**Work to be completed**
From the records, pick out and copy each line containing "pályázó".

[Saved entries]
++++++

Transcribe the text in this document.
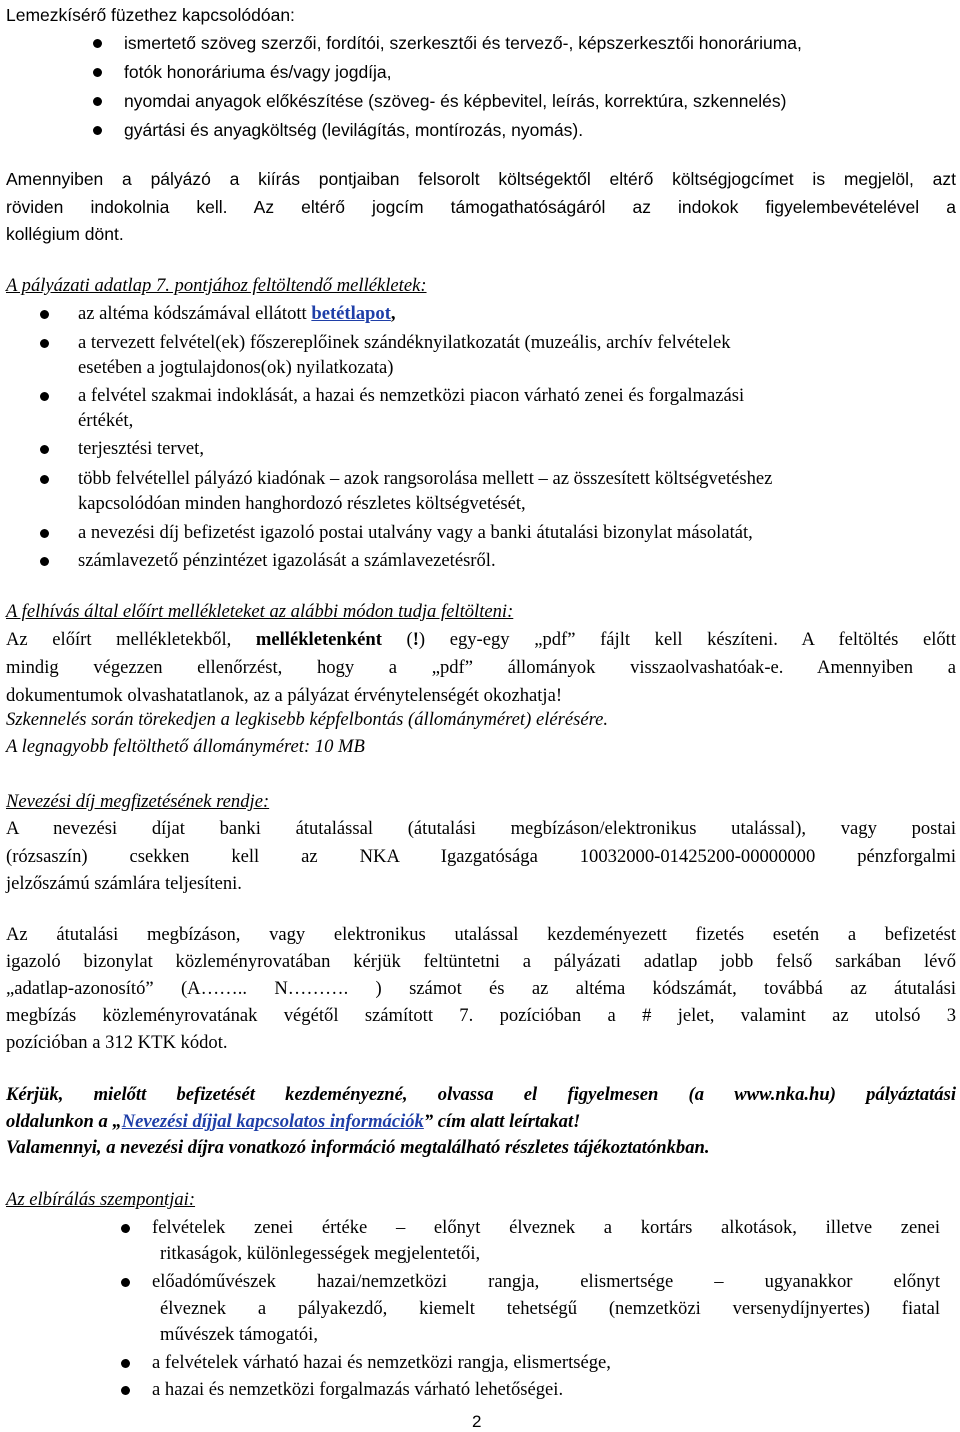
Lemezkísérő füzethez kapcsolódóan:
ismertető szöveg szerzői, fordítói, szerkesztői és tervező-, képszerkesztői honoráriuma,
fotók honoráriuma és/vagy jogdíja,
nyomdai anyagok előkészítése (szöveg- és képbevitel, leírás, korrektúra, szkennelés)
gyártási és anyagköltség (levilágítás, montírozás, nyomás).
Amennyiben a pályázó a kiírás pontjaiban felsorolt költségektől eltérő költségjogcímet is megjelöl, azt
röviden indokolnia kell. Az eltérő jogcím támogathatóságáról az indokok figyelembevételével a
kollégium dönt.
A pályázati adatlap 7. pontjához feltöltendő mellékletek:
az altéma kódszámával ellátott betétlapot,
a tervezett felvétel(ek) főszereplőinek szándéknyilatkozatát (muzeális, archív felvételek
esetében a jogtulajdonos(ok) nyilatkozata)
a felvétel szakmai indoklását, a hazai és nemzetközi piacon várható zenei és forgalmazási
értékét,
terjesztési tervet,
több felvétellel pályázó kiadónak – azok rangsorolása mellett – az összesített költségvetéshez
kapcsolódóan minden hanghordozó részletes költségvetését,
a nevezési díj befizetést igazoló postai utalvány vagy a banki átutalási bizonylat másolatát,
számlavezető pénzintézet igazolását a számlavezetésről.
A felhívás által előírt mellékleteket az alábbi módon tudja feltölteni:
Az előírt mellékletekből, mellékletenként (!) egy-egy „pdf” fájlt kell készíteni. A feltöltés előtt
mindig végezzen ellenőrzést, hogy a „pdf” állományok visszaolvashatóak-e. Amennyiben a
dokumentumok olvashatatlanok, az a pályázat érvénytelenségét okozhatja!
Szkennelés során törekedjen a legkisebb képfelbontás (állományméret) elérésére.
A legnagyobb feltölthető állományméret: 10 MB
Nevezési díj megfizetésének rendje:
A nevezési díjat banki átutalással (átutalási megbízáson/elektronikus utalással), vagy postai
(rózsaszín) csekken kell az NKA Igazgatósága 10032000-01425200-00000000 pénzforgalmi
jelzőszámú számlára teljesíteni.
Az átutalási megbízáson, vagy elektronikus utalással kezdeményezett fizetés esetén a befizetést
igazoló bizonylat közleményrovatában kérjük feltüntetni a pályázati adatlap jobb felső sarkában lévő
„adatlap-azonosító” (A…….. N………. ) számot és az altéma kódszámát, továbbá az átutalási
megbízás közleményrovatának végétől számított 7. pozícióban a # jelet, valamint az utolsó 3
pozícióban a 312 KTK kódot.
Kérjük, mielőtt befizetését kezdeményezné, olvassa el figyelmesen (a www.nka.hu) pályáztatási
oldalunkon a „Nevezési díjjal kapcsolatos információk” cím alatt leírtakat!
Valamennyi, a nevezési díjra vonatkozó információ megtalálható részletes tájékoztatónkban.
Az elbírálás szempontjai:
felvételek zenei értéke – előnyt élveznek a kortárs alkotások, illetve zenei
ritkaságok, különlegességek megjelentetői,
előadóművészek hazai/nemzetközi rangja, elismertsége – ugyanakkor előnyt
élveznek a pályakezdő, kiemelt tehetségű (nemzetközi versenydíjnyertes) fiatal
művészek támogatói,
a felvételek várható hazai és nemzetközi rangja, elismertsége,
a hazai és nemzetközi forgalmazás várható lehetőségei.
2
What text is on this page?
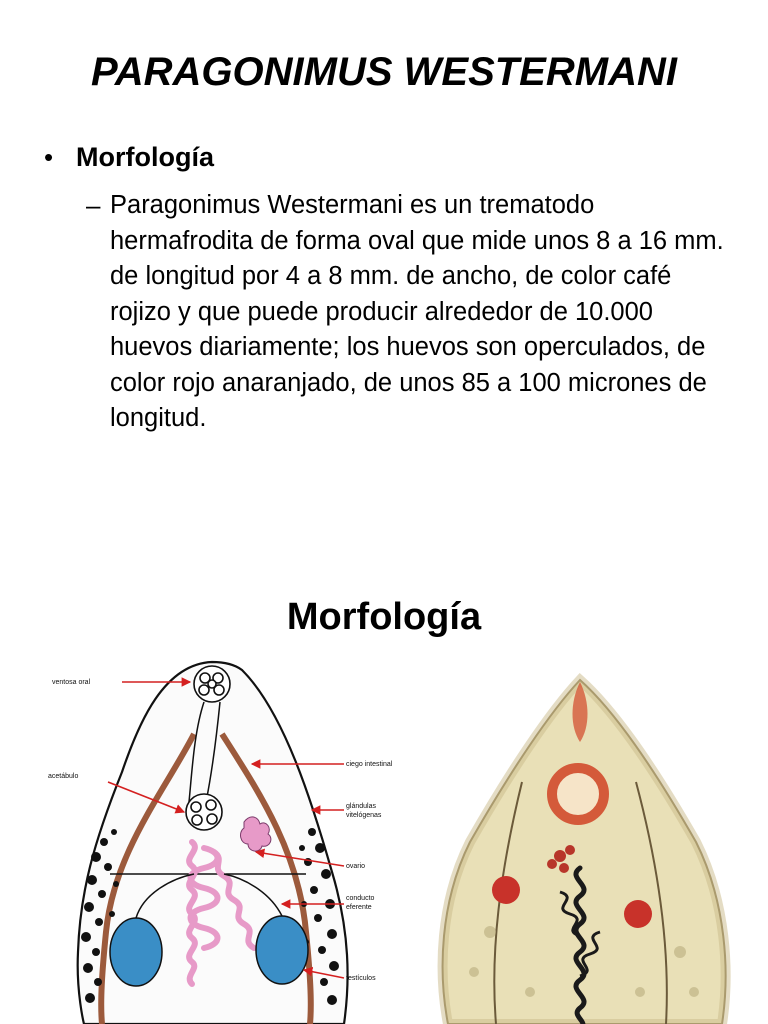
PARAGONIMUS WESTERMANI
• Morfología
– Paragonimus Westermani es un trematodo hermafrodita de forma oval que mide unos 8 a 16 mm. de longitud por 4 a 8 mm. de ancho, de color café rojizo y que puede producir alrededor de 10.000 huevos diariamente; los huevos son operculados, de color rojo anaranjado, de unos 85 a 100 micrones de longitud.

Morfología
ventosa oral
ciego intestinal
acetábulo
glándulas
vitelógenas
ovario
conducto
eferente
testículos
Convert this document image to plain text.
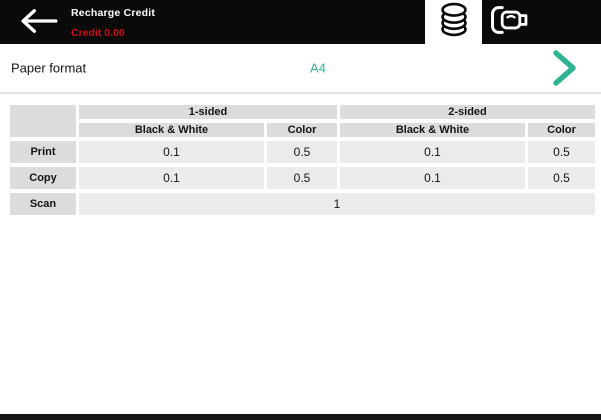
Recharge Credit
Credit 0.00
Paper format	A4
1-sided	2-sided
Black & White	Color	Black & White	Color
Print	0.1	0.5	0.1	0.5
Copy	0.1	0.5	0.1	0.5
Scan	1
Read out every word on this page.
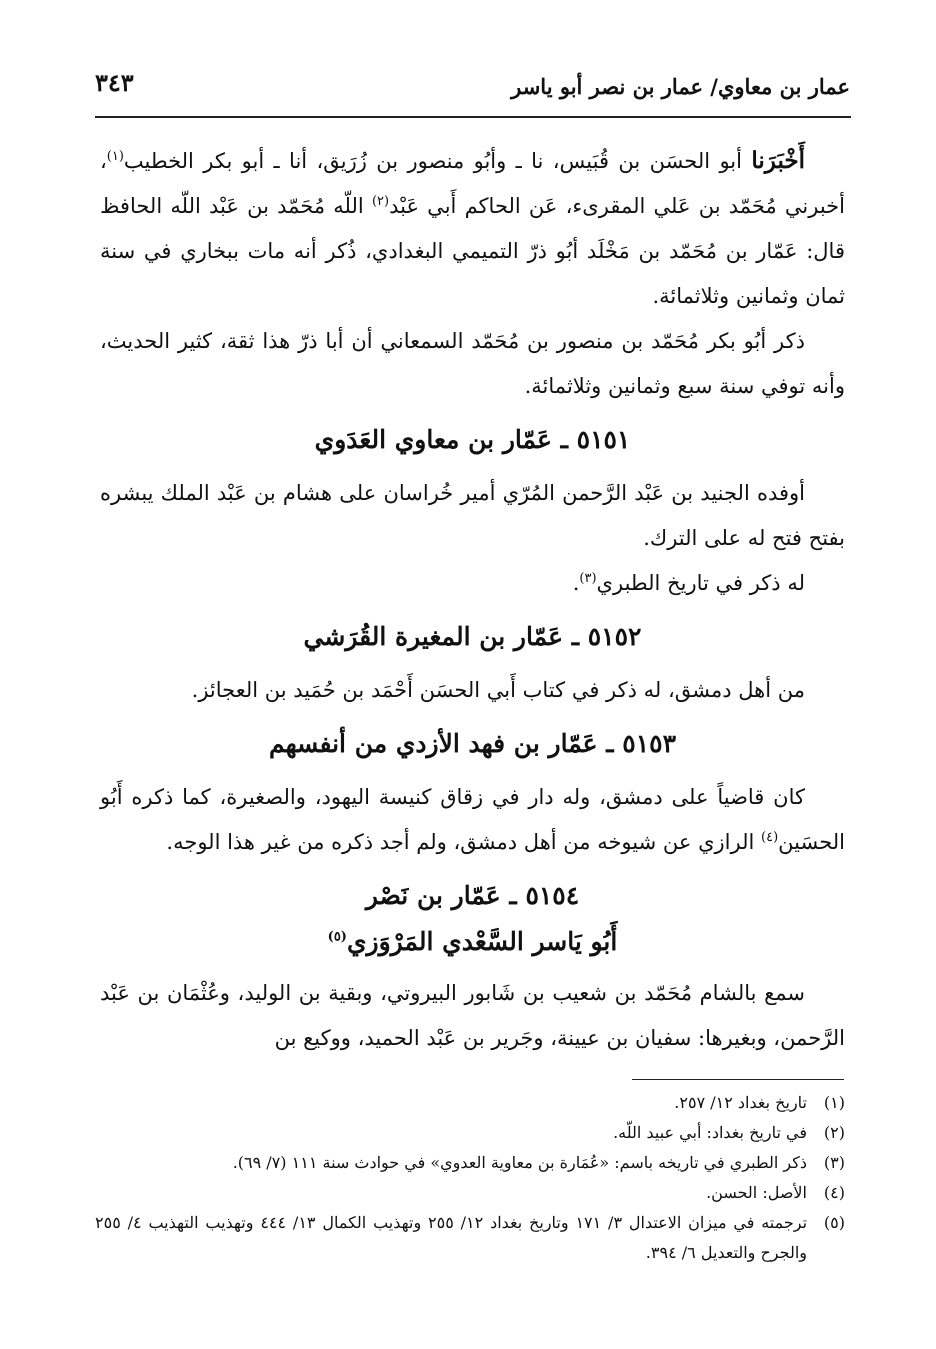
عمار بن معاوي/ عمار بن نصر أبو ياسر
٣٤٣

أَخْبَرَنا أبو الحسَن بن قُبَيس، نا ـ وأبُو منصور بن زُرَيق، أنا ـ أبو بكر الخطيب$^{(١)}$، أخبرني مُحَمّد بن عَلي المقرىء، عَن الحاكم أَبي عَبْد$^{(٢)}$ اللّه مُحَمّد بن عَبْد اللّه الحافظ قال: عَمّار بن مُحَمّد بن مَخْلَد أبُو ذرّ التميمي البغدادي، ذُكر أنه مات ببخاري في سنة ثمان وثمانين وثلاثمائة.

ذكر أبُو بكر مُحَمّد بن منصور بن مُحَمّد السمعاني أن أبا ذرّ هذا ثقة، كثير الحديث، وأنه توفي سنة سبع وثمانين وثلاثمائة.

٥١٥١ ـ عَمّار بن معاوي العَدَوي

أوفده الجنيد بن عَبْد الرَّحمن المُرّي أمير خُراسان على هشام بن عَبْد الملك يبشره بفتح فتح له على الترك.

له ذكر في تاريخ الطبري$^{(٣)}$.

٥١٥٢ ـ عَمّار بن المغيرة القُرَشي

من أهل دمشق، له ذكر في كتاب أَبي الحسَن أَحْمَد بن حُمَيد بن العجائز.

٥١٥٣ ـ عَمّار بن فهد الأزدي من أنفسهم

كان قاضياً على دمشق، وله دار في زقاق كنيسة اليهود، والصغيرة، كما ذكره أَبُو الحسَين$^{(٤)}$ الرازي عن شيوخه من أهل دمشق، ولم أجد ذكره من غير هذا الوجه.

٥١٥٤ ـ عَمّار بن نَصْر
أَبُو يَاسر السَّعْدي المَرْوَزي$^{(٥)}$

سمع بالشام مُحَمّد بن شعيب بن شَابور البيروتي، وبقية بن الوليد، وعُثْمَان بن عَبْد الرَّحمن، وبغيرها: سفيان بن عيينة، وجَرير بن عَبْد الحميد، ووكيع بن

(١)
تاريخ بغداد ١٢/ ٢٥٧.
(٢)
في تاريخ بغداد: أبي عبيد اللّه.
(٣)
ذكر الطبري في تاريخه باسم: «عُمَارة بن معاوية العدوي» في حوادث سنة ١١١ (٧/ ٦٩).
(٤)
الأصل: الحسن.
(٥)
ترجمته في ميزان الاعتدال ٣/ ١٧١ وتاريخ بغداد ١٢/ ٢٥٥ وتهذيب الكمال ١٣/ ٤٤٤ وتهذيب التهذيب ٤/ ٢٥٥ والجرح والتعديل ٦/ ٣٩٤.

++++++

**Completed exercise**
Amennyiben a pályázó a kiírás pontjaiban felsorolt költségektől eltérő költségjogcímet is megjelöl, azt
több felvétellel pályázó kiadónak – azok rangsorolása mellett – az összesített költségvetéshez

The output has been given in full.